## PROVIDED DATA
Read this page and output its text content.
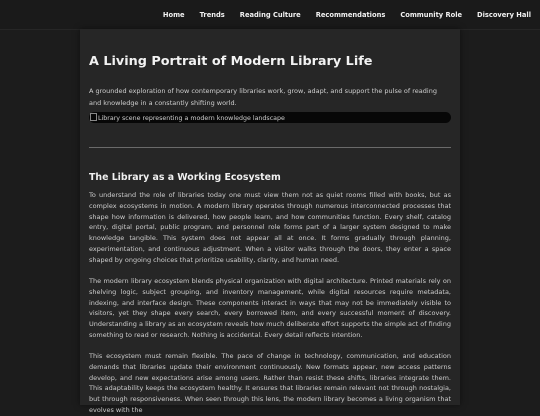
Home Trends Reading Culture Recommendations Community Role Discovery Hall
A Living Portrait of Modern Library Life

A grounded exploration of how contemporary libraries work, grow, adapt, and support the pulse of reading and knowledge in a constantly shifting world.

Library scene representing a modern knowledge landscape
The Library as a Working Ecosystem

To understand the role of libraries today one must view them not as quiet rooms filled with books, but as complex ecosystems in motion. A modern library operates through numerous interconnected processes that shape how information is delivered, how people learn, and how communities function. Every shelf, catalog entry, digital portal, public program, and personnel role forms part of a larger system designed to make knowledge tangible. This system does not appear all at once. It forms gradually through planning, experimentation, and continuous adjustment. When a visitor walks through the doors, they enter a space shaped by ongoing choices that prioritize usability, clarity, and human need.

The modern library ecosystem blends physical organization with digital architecture. Printed materials rely on shelving logic, subject grouping, and inventory management, while digital resources require metadata, indexing, and interface design. These components interact in ways that may not be immediately visible to visitors, yet they shape every search, every borrowed item, and every successful moment of discovery. Understanding a library as an ecosystem reveals how much deliberate effort supports the simple act of finding something to read or research. Nothing is accidental. Every detail reflects intention.

This ecosystem must remain flexible. The pace of change in technology, communication, and education demands that libraries update their environment continuously. New formats appear, new access patterns develop, and new expectations arise among users. Rather than resist these shifts, libraries integrate them. This adaptability keeps the ecosystem healthy. It ensures that libraries remain relevant not through nostalgia, but through responsiveness. When seen through this lens, the modern library becomes a living organism that evolves with the
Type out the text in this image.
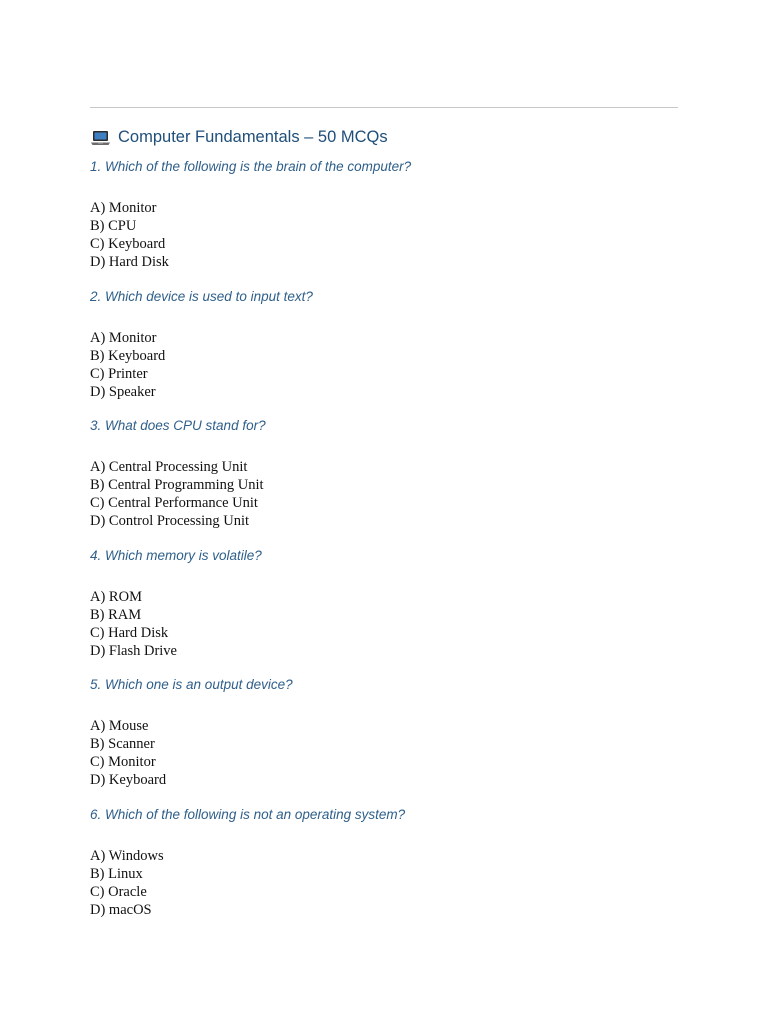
Computer Fundamentals – 50 MCQs
1. Which of the following is the brain of the computer?
A) Monitor
B) CPU
C) Keyboard
D) Hard Disk
2. Which device is used to input text?
A) Monitor
B) Keyboard
C) Printer
D) Speaker
3. What does CPU stand for?
A) Central Processing Unit
B) Central Programming Unit
C) Central Performance Unit
D) Control Processing Unit
4. Which memory is volatile?
A) ROM
B) RAM
C) Hard Disk
D) Flash Drive
5. Which one is an output device?
A) Mouse
B) Scanner
C) Monitor
D) Keyboard
6. Which of the following is not an operating system?
A) Windows
B) Linux
C) Oracle
D) macOS
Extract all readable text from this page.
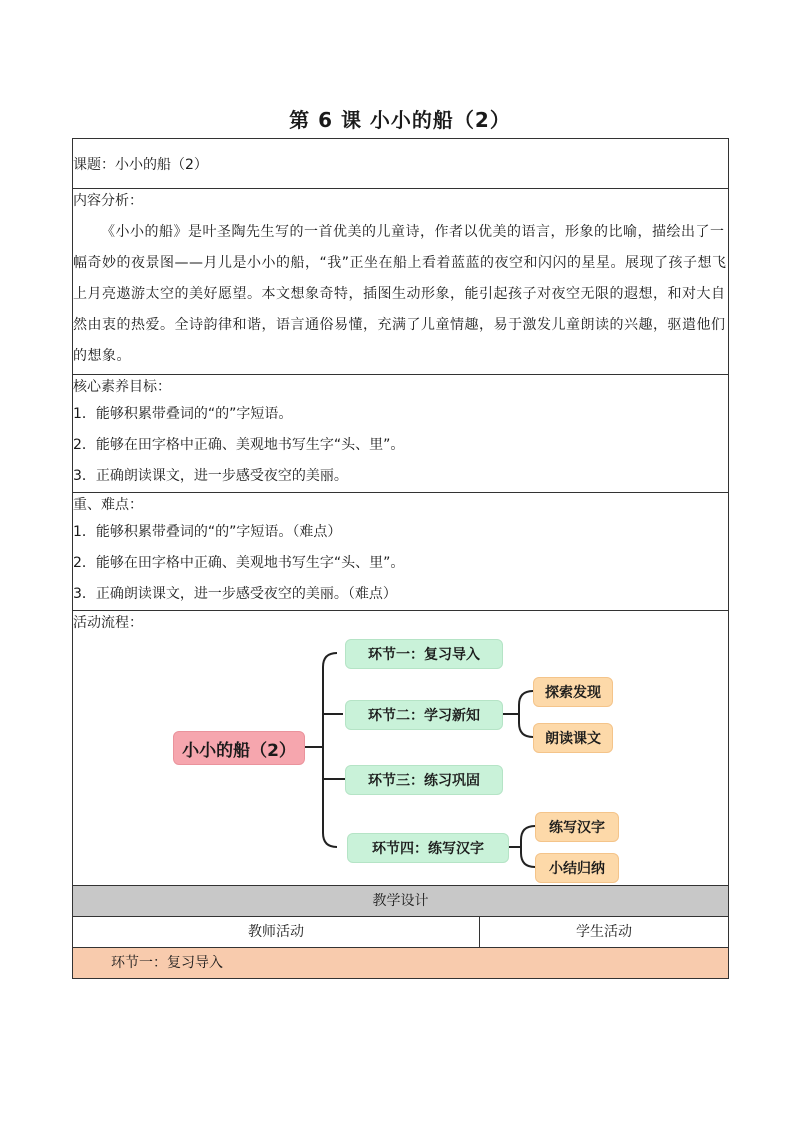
第 6 课 小小的船（2）
课题：小小的船（2）

内容分析：
《小小的船》是叶圣陶先生写的一首优美的儿童诗，作者以优美的语言，形象的比喻，描绘出了一幅奇妙的夜景图——月儿是小小的船，“我”正坐在船上看着蓝蓝的夜空和闪闪的星星。展现了孩子想飞上月亮遨游太空的美好愿望。本文想象奇特，插图生动形象，能引起孩子对夜空无限的遐想，和对大自然由衷的热爱。全诗韵律和谐，语言通俗易懂，充满了儿童情趣，易于激发儿童朗读的兴趣，驱遣他们的想象。

核心素养目标：
1．能够积累带叠词的“的”字短语。
2．能够在田字格中正确、美观地书写生字“头、里”。
3．正确朗读课文，进一步感受夜空的美丽。

重、难点：
1．能够积累带叠词的“的”字短语。（难点）
2．能够在田字格中正确、美观地书写生字“头、里”。
3．正确朗读课文，进一步感受夜空的美丽。（难点）

活动流程：
小小的船（2）
环节一：复习导入
环节二：学习新知
环节三：练习巩固
环节四：练写汉字
探索发现
朗读课文
练写汉字
小结归纳

教学设计
教师活动	学生活动
环节一：复习导入
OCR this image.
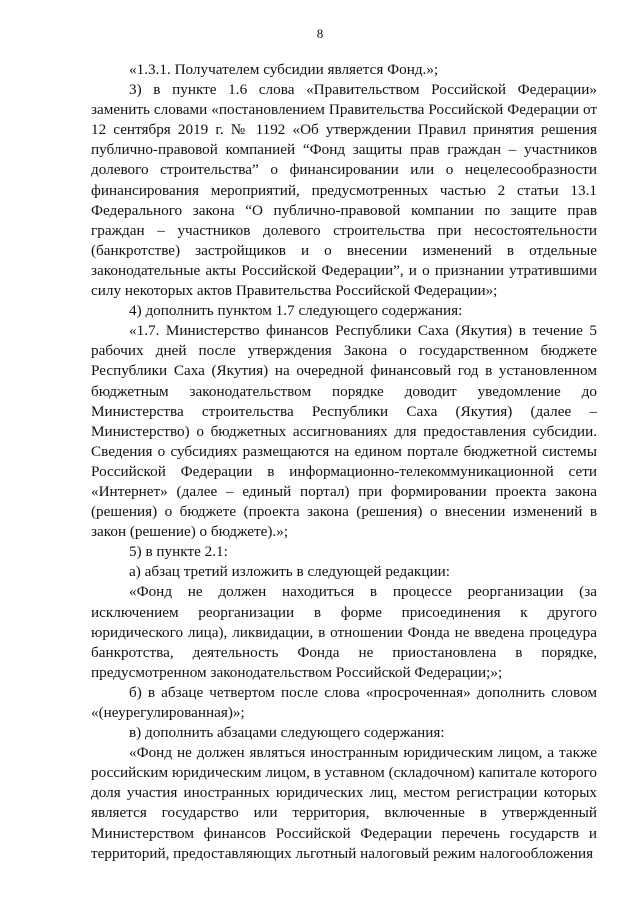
8

«1.3.1. Получателем субсидии является Фонд.»;

3) в пункте 1.6 слова «Правительством Российской Федерации» заменить словами «постановлением Правительства Российской Федерации от 12 сентября 2019 г. № 1192 «Об утверждении Правил принятия решения публично-правовой компанией “Фонд защиты прав граждан – участников долевого строительства” о финансировании или о нецелесообразности финансирования мероприятий, предусмотренных частью 2 статьи 13.1 Федерального закона “О публично-правовой компании по защите прав граждан – участников долевого строительства при несостоятельности (банкротстве) застройщиков и о внесении изменений в отдельные законодательные акты Российской Федерации”, и о признании утратившими силу некоторых актов Правительства Российской Федерации»;

4) дополнить пунктом 1.7 следующего содержания:

«1.7. Министерство финансов Республики Саха (Якутия) в течение 5 рабочих дней после утверждения Закона о государственном бюджете Республики Саха (Якутия) на очередной финансовый год в установленном бюджетным законодательством порядке доводит уведомление до Министерства строительства Республики Саха (Якутия) (далее – Министерство) о бюджетных ассигнованиях для предоставления субсидии. Сведения о субсидиях размещаются на едином портале бюджетной системы Российской Федерации в информационно-телекоммуникационной сети «Интернет» (далее – единый портал) при формировании проекта закона (решения) о бюджете (проекта закона (решения) о внесении изменений в закон (решение) о бюджете).»;

5) в пункте 2.1:

а) абзац третий изложить в следующей редакции:

«Фонд не должен находиться в процессе реорганизации (за исключением реорганизации в форме присоединения к другого юридического лица), ликвидации, в отношении Фонда не введена процедура банкротства, деятельность Фонда не приостановлена в порядке, предусмотренном законодательством Российской Федерации;»;

б) в абзаце четвертом после слова «просроченная» дополнить словом «(неурегулированная)»;

в) дополнить абзацами следующего содержания:

«Фонд не должен являться иностранным юридическим лицом, а также российским юридическим лицом, в уставном (складочном) капитале которого доля участия иностранных юридических лиц, местом регистрации которых является государство или территория, включенные в утвержденный Министерством финансов Российской Федерации перечень государств и территорий, предоставляющих льготный налоговый режим налогообложения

## AIM
Working from the lines above, reproduce the material exactly and exclude its pictures.

## COMPLETED TASK
Read this page and output its text content.
Home Trends Reading Culture Recommendations Community Role Discovery Hall
A Living Portrait of Modern Library Life

A grounded exploration of how contemporary libraries work, grow, adapt, and support the pulse of reading and knowledge in a constantly shifting world.

Library scene representing a modern knowledge landscape
The Library as a Working Ecosystem

To understand the role of libraries today one must view them not as quiet rooms filled with books, but as complex ecosystems in motion. A modern library operates through numerous interconnected processes that shape how information is delivered, how people learn, and how communities function. Every shelf, catalog entry, digital portal, public program, and personnel role forms part of a larger system designed to make knowledge tangible. This system does not appear all at once. It forms gradually through planning, experimentation, and continuous adjustment. When a visitor walks through the doors, they enter a space shaped by ongoing choices that prioritize usability, clarity, and human need.

The modern library ecosystem blends physical organization with digital architecture. Printed materials rely on shelving logic, subject grouping, and inventory management, while digital resources require metadata, indexing, and interface design. These components interact in ways that may not be immediately visible to visitors, yet they shape every search, every borrowed item, and every successful moment of discovery. Understanding a library as an ecosystem reveals how much deliberate effort supports the simple act of finding something to read or research. Nothing is accidental. Every detail reflects intention.

This ecosystem must remain flexible. The pace of change in technology, communication, and education demands that libraries update their environment continuously. New formats appear, new access patterns develop, and new expectations arise among users. Rather than resist these shifts, libraries integrate them. This adaptability keeps the ecosystem healthy. It ensures that libraries remain relevant not through nostalgia, but through responsiveness. When seen through this lens, the modern library becomes a living organism that evolves with the
Type out the text in this image.
Computer Fundamentals – 50 MCQs
1. Which of the following is the brain of the computer?
A) Monitor
B) CPU
C) Keyboard
D) Hard Disk
2. Which device is used to input text?
A) Monitor
B) Keyboard
C) Printer
D) Speaker
3. What does CPU stand for?
A) Central Processing Unit
B) Central Programming Unit
C) Central Performance Unit
D) Control Processing Unit
4. Which memory is volatile?
A) ROM
B) RAM
C) Hard Disk
D) Flash Drive
5. Which one is an output device?
A) Mouse
B) Scanner
C) Monitor
D) Keyboard
6. Which of the following is not an operating system?
A) Windows
B) Linux
C) Oracle
D) macOS
Extract all readable text from this page.
第 6 课 小小的船（2）
课题：小小的船（2）

内容分析：
《小小的船》是叶圣陶先生写的一首优美的儿童诗，作者以优美的语言，形象的比喻，描绘出了一幅奇妙的夜景图——月儿是小小的船，“我”正坐在船上看着蓝蓝的夜空和闪闪的星星。展现了孩子想飞上月亮遨游太空的美好愿望。本文想象奇特，插图生动形象，能引起孩子对夜空无限的遐想，和对大自然由衷的热爱。全诗韵律和谐，语言通俗易懂，充满了儿童情趣，易于激发儿童朗读的兴趣，驱遣他们的想象。

核心素养目标：
1．能够积累带叠词的“的”字短语。
2．能够在田字格中正确、美观地书写生字“头、里”。
3．正确朗读课文，进一步感受夜空的美丽。

重、难点：
1．能够积累带叠词的“的”字短语。（难点）
2．能够在田字格中正确、美观地书写生字“头、里”。
3．正确朗读课文，进一步感受夜空的美丽。（难点）

活动流程：
小小的船（2）
环节一：复习导入
环节二：学习新知
环节三：练习巩固
环节四：练写汉字
探索发现
朗读课文
练写汉字
小结归纳

教学设计
教师活动	学生活动
环节一：复习导入
OCR this image.
8

«1.3.1. Получателем субсидии является Фонд.»;

3) в пункте 1.6 слова «Правительством Российской Федерации» заменить словами «постановлением Правительства Российской Федерации от 12 сентября 2019 г. № 1192 «Об утверждении Правил принятия решения публично-правовой компанией “Фонд защиты прав граждан – участников долевого строительства” о финансировании или о нецелесообразности финансирования мероприятий, предусмотренных частью 2 статьи 13.1 Федерального закона “О публично-правовой компании по защите прав граждан – участников долевого строительства при несостоятельности (банкротстве) застройщиков и о внесении изменений в отдельные законодательные акты Российской Федерации”, и о признании утратившими силу некоторых актов Правительства Российской Федерации»;

4) дополнить пунктом 1.7 следующего содержания:

«1.7. Министерство финансов Республики Саха (Якутия) в течение 5 рабочих дней после утверждения Закона о государственном бюджете Республики Саха (Якутия) на очередной финансовый год в установленном бюджетным законодательством порядке доводит уведомление до Министерства строительства Республики Саха (Якутия) (далее – Министерство) о бюджетных ассигнованиях для предоставления субсидии. Сведения о субсидиях размещаются на едином портале бюджетной системы Российской Федерации в информационно-телекоммуникационной сети «Интернет» (далее – единый портал) при формировании проекта закона (решения) о бюджете (проекта закона (решения) о внесении изменений в закон (решение) о бюджете).»;

5) в пункте 2.1:

а) абзац третий изложить в следующей редакции:

«Фонд не должен находиться в процессе реорганизации (за исключением реорганизации в форме присоединения к другого юридического лица), ликвидации, в отношении Фонда не введена процедура банкротства, деятельность Фонда не приостановлена в порядке, предусмотренном законодательством Российской Федерации;»;

б) в абзаце четвертом после слова «просроченная» дополнить словом «(неурегулированная)»;

в) дополнить абзацами следующего содержания:

«Фонд не должен являться иностранным юридическим лицом, а также российским юридическим лицом, в уставном (складочном) капитале которого доля участия иностранных юридических лиц, местом регистрации которых является государство или территория, включенные в утвержденный Министерством финансов Российской Федерации перечень государств и территорий, предоставляющих льготный налоговый режим налогообложения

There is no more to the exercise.